■ Exercise objective
Across all the lines below, how many contain the string "过滤操作中"? Please reply with the number only.

■ Information shown
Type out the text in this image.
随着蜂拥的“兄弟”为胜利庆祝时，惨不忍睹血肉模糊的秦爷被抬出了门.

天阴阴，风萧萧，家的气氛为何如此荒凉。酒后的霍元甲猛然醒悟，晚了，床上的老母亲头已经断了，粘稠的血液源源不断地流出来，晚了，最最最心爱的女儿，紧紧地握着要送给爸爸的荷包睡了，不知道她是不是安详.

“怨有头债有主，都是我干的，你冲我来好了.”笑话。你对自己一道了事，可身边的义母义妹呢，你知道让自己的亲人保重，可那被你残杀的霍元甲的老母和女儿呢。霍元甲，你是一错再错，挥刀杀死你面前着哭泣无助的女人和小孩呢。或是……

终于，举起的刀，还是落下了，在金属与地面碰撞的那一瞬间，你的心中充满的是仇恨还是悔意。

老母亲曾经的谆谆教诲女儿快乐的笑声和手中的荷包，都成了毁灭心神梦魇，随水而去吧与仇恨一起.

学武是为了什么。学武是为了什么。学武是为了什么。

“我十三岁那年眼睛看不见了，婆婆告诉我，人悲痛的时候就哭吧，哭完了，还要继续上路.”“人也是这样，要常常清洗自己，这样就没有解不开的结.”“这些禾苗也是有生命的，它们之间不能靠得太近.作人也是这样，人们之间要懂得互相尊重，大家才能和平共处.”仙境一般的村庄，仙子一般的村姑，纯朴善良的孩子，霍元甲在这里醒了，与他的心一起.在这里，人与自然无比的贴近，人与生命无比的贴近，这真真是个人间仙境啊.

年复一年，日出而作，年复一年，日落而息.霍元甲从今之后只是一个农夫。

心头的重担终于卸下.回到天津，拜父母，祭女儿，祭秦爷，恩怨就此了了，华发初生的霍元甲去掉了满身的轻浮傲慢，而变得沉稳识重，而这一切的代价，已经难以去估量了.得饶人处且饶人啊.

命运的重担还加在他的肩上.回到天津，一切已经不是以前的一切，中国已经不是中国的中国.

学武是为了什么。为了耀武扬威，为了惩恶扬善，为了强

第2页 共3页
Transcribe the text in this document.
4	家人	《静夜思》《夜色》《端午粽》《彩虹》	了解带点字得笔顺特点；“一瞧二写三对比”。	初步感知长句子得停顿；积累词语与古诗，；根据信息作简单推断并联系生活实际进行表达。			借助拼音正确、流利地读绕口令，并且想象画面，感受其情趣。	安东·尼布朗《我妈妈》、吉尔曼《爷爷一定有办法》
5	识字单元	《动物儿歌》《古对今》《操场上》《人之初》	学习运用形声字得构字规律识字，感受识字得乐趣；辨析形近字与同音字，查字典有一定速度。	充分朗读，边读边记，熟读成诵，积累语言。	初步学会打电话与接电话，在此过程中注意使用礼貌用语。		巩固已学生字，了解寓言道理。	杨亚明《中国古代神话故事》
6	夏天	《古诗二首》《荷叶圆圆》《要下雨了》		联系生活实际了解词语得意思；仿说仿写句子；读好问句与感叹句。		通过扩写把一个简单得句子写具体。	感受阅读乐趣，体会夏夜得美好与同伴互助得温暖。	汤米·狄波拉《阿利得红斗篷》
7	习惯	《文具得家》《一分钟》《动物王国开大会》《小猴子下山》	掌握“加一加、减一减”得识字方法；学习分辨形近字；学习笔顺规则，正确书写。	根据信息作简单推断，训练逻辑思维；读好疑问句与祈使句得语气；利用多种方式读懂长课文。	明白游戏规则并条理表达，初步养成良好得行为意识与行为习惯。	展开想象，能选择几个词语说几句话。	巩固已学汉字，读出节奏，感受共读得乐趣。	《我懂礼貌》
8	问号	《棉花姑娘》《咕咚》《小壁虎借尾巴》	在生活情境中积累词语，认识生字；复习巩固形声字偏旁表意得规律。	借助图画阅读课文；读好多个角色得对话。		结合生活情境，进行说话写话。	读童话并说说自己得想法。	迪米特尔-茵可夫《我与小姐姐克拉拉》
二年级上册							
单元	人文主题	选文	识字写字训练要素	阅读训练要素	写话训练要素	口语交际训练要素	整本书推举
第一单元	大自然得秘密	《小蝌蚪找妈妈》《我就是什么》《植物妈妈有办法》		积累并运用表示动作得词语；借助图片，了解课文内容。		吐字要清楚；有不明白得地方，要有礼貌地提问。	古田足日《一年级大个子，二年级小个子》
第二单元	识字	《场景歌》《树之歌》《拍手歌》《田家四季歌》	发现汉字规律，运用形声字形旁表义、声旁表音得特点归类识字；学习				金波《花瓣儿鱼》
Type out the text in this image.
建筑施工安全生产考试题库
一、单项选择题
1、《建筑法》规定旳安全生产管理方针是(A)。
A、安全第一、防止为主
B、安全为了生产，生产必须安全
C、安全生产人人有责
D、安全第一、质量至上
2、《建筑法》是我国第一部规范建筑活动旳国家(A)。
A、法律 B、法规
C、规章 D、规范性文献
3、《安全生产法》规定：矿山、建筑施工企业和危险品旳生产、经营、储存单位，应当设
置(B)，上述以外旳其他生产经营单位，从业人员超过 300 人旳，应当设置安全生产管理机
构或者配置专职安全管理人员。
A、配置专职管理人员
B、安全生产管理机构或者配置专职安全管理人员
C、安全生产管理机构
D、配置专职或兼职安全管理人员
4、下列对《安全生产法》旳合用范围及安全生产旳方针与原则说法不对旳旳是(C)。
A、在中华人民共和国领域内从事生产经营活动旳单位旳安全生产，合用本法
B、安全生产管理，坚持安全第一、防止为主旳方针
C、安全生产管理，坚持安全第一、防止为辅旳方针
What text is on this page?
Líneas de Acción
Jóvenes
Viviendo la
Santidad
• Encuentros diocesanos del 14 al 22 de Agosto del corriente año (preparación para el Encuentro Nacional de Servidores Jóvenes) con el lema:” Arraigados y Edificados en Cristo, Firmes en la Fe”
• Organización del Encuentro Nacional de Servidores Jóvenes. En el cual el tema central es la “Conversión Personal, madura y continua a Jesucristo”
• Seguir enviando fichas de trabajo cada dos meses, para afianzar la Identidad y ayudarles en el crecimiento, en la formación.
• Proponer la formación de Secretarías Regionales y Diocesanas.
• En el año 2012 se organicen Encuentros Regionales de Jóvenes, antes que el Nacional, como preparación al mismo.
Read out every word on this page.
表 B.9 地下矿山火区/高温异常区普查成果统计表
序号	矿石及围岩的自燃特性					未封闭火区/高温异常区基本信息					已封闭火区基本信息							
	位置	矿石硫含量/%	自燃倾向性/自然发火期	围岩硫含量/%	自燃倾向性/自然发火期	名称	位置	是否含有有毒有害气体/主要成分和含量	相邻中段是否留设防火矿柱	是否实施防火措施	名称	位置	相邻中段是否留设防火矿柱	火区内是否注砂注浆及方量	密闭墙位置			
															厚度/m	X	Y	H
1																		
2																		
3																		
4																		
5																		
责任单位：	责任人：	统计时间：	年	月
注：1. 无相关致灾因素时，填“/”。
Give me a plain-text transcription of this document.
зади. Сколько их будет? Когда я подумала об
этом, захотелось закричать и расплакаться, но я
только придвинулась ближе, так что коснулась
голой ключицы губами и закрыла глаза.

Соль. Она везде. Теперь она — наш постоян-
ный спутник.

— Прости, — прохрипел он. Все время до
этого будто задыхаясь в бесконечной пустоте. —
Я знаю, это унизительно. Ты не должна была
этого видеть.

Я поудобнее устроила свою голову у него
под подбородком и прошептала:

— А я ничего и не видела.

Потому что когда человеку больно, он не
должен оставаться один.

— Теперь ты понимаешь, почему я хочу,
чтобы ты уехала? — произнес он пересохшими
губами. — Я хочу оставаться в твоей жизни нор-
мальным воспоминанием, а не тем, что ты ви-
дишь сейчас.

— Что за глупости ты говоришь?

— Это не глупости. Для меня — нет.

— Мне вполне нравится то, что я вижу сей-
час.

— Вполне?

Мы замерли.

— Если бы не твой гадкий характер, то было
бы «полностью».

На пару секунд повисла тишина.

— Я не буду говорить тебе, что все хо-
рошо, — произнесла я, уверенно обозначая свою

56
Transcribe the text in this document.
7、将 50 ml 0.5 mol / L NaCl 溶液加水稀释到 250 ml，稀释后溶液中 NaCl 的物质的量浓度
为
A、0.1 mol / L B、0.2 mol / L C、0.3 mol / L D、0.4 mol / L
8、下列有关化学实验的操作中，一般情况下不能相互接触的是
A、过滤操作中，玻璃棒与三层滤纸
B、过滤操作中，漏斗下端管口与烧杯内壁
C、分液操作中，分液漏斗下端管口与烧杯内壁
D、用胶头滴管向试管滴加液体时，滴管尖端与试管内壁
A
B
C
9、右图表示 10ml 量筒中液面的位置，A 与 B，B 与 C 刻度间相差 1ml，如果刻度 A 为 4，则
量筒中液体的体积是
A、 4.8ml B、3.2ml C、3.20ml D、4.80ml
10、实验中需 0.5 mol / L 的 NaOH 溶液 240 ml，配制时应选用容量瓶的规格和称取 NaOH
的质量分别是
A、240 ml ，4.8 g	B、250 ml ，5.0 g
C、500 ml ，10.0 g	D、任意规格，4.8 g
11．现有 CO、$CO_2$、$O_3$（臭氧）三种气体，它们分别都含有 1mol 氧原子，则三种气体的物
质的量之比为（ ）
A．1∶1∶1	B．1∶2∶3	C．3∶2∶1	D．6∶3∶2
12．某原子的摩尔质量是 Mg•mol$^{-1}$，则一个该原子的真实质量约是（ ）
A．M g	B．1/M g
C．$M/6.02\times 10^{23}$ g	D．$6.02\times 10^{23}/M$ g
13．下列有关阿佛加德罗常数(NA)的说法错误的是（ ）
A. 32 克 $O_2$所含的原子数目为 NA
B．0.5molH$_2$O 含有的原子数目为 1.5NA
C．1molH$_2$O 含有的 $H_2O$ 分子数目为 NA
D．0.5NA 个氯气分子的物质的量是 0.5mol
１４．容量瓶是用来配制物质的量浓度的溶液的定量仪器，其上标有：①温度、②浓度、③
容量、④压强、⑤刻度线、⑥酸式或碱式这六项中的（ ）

■ Result of the exercise
2